● **Request**
Determine how many lines of the data below contain "true", then give only that number.

[Extracted data entries]
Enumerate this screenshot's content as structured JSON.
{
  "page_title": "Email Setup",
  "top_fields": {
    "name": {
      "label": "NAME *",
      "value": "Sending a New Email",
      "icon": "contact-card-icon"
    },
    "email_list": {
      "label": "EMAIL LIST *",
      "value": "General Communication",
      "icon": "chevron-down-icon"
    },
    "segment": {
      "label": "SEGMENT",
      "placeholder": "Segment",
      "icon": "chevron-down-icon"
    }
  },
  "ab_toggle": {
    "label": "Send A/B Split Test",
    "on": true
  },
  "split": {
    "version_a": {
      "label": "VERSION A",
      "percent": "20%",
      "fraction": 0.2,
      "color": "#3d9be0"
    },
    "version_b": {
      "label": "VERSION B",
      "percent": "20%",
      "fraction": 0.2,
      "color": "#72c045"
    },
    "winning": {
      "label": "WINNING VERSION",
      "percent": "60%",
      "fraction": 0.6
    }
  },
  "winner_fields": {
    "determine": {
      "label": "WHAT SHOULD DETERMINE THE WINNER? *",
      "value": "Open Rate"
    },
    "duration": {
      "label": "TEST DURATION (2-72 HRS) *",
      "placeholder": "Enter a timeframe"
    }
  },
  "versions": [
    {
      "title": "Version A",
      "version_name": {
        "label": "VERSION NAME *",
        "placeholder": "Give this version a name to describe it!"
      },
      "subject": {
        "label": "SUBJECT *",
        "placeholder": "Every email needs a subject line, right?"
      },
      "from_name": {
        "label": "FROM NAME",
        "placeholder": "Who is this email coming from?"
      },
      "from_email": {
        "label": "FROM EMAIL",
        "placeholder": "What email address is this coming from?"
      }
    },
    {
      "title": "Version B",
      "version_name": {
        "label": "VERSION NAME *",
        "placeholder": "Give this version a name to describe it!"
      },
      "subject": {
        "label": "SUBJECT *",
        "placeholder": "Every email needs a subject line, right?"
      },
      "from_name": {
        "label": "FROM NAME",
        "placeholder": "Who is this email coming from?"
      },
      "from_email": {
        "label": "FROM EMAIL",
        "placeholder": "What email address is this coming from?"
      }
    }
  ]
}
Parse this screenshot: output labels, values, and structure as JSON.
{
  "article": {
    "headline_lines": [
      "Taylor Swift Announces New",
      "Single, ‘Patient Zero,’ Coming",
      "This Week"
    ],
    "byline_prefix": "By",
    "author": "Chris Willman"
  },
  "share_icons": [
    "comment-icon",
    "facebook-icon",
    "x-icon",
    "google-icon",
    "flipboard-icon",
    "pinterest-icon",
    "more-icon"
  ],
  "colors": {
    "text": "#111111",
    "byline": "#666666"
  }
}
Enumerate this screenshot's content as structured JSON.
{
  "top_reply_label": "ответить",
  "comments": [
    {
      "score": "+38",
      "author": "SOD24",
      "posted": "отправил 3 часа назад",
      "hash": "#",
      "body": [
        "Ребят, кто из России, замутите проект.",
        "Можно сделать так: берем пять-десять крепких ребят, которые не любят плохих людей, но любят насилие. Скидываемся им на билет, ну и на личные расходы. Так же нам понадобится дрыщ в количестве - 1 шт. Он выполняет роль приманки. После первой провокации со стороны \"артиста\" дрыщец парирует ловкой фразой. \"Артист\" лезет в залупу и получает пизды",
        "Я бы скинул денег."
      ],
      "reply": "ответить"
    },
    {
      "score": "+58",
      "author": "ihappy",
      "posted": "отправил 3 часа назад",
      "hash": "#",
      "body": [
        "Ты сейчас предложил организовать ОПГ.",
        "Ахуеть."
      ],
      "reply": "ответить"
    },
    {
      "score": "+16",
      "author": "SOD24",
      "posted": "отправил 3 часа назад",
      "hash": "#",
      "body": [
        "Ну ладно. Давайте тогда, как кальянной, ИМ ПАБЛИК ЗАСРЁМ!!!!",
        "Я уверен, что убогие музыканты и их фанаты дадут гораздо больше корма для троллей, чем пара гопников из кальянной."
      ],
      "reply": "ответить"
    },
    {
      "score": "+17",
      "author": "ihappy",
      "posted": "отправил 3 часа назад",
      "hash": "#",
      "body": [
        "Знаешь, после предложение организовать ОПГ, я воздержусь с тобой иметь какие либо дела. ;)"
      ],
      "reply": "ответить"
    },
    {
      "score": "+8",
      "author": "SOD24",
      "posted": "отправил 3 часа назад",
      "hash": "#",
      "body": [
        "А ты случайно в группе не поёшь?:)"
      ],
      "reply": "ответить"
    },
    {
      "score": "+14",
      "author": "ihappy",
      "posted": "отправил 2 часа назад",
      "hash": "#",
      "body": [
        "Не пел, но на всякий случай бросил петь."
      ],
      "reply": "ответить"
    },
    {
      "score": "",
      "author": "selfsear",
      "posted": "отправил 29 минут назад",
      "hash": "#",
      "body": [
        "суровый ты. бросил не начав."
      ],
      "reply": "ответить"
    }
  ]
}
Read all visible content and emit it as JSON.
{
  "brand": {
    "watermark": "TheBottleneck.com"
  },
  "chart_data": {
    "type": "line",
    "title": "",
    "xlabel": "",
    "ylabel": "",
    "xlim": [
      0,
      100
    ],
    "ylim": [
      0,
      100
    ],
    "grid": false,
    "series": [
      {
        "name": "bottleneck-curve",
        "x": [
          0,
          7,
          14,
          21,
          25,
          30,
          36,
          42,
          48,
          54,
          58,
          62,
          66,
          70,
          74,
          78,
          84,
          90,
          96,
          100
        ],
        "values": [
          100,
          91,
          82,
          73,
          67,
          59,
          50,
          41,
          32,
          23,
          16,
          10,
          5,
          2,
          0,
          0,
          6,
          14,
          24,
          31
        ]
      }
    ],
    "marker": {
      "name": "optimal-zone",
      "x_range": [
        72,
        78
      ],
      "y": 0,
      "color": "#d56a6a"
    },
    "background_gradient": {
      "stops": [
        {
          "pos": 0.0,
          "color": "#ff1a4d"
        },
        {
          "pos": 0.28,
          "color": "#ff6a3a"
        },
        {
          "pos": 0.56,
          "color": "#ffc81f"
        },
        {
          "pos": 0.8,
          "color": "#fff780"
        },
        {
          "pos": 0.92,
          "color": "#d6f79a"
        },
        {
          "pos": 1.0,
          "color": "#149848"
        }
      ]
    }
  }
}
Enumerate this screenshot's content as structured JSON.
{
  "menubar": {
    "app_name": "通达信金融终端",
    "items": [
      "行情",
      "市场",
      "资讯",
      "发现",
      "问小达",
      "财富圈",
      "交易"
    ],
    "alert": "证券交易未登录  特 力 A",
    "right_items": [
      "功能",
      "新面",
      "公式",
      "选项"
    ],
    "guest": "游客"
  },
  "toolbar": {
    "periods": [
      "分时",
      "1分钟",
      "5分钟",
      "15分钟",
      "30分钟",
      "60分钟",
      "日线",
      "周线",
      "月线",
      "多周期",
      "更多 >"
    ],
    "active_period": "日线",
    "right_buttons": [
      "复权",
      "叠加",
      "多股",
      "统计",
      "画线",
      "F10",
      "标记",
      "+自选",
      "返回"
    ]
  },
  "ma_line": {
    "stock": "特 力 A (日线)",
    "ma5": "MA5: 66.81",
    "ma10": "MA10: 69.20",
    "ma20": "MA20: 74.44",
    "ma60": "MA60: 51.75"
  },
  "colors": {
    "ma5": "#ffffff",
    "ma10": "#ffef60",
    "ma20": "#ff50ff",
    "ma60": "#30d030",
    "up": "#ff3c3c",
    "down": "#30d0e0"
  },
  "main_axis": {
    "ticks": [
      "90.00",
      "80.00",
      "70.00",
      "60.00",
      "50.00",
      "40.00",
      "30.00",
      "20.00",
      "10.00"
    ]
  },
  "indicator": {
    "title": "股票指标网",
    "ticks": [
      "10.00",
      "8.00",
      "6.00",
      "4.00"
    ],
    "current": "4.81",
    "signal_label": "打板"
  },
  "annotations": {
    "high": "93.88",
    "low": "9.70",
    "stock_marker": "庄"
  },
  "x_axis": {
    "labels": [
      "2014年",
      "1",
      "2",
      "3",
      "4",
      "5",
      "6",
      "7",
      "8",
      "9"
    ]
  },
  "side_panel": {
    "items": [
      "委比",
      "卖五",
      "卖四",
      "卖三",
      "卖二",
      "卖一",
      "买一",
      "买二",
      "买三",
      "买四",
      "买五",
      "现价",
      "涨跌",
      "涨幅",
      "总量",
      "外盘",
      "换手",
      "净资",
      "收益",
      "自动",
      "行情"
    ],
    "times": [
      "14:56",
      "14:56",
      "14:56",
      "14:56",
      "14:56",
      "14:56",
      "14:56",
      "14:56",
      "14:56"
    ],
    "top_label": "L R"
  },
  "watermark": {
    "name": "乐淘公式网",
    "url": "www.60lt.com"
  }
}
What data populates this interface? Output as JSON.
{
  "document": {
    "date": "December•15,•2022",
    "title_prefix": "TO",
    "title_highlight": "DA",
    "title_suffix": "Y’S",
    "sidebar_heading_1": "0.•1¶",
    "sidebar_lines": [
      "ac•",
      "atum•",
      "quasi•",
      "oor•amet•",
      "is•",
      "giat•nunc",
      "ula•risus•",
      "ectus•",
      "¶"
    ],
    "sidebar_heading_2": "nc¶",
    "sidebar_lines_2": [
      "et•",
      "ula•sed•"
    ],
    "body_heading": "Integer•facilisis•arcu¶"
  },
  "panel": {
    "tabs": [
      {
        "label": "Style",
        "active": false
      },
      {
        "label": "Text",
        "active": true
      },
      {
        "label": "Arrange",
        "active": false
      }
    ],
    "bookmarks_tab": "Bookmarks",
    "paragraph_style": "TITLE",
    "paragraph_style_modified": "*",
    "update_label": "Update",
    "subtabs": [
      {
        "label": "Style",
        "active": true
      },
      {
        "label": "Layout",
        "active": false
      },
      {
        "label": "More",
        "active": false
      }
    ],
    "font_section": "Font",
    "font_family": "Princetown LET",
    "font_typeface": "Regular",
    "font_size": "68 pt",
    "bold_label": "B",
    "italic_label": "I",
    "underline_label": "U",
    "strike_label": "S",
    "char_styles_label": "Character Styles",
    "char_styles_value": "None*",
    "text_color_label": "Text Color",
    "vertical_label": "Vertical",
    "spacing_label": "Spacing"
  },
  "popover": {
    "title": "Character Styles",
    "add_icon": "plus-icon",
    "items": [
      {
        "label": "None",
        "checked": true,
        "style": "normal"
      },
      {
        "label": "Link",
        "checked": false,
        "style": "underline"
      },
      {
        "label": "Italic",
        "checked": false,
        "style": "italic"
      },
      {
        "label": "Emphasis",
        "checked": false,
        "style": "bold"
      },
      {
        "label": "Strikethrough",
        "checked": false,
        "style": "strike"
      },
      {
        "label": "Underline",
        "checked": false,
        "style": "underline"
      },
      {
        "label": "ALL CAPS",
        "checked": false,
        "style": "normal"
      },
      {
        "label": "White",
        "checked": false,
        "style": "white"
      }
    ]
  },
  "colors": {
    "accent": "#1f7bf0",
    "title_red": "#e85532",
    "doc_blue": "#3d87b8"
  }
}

● **Correct result**
4